_SET EXERCISE:_
Find the lines that hold the word "label" and return them.

_LISTED RECORDS:_
--- BEGIN ---

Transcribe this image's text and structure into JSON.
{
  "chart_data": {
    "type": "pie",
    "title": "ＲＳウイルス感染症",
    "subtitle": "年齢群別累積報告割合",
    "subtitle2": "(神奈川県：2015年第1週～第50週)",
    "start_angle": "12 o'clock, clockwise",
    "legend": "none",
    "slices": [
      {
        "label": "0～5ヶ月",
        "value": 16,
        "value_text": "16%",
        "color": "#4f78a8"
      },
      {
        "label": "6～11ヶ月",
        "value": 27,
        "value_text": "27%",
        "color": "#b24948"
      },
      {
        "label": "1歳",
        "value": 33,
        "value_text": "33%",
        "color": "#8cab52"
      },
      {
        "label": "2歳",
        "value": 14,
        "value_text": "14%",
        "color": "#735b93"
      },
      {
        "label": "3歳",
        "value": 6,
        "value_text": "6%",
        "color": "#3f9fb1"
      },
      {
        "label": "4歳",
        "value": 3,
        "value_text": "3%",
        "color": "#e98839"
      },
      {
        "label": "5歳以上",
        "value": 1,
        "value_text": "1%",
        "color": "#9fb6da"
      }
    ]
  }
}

--- END ---

_FINISHED ANSWER:_
        "label": "0～5ヶ月",
        "label": "6～11ヶ月",
        "label": "1歳",
        "label": "2歳",
        "label": "3歳",
        "label": "4歳",
        "label": "5歳以上",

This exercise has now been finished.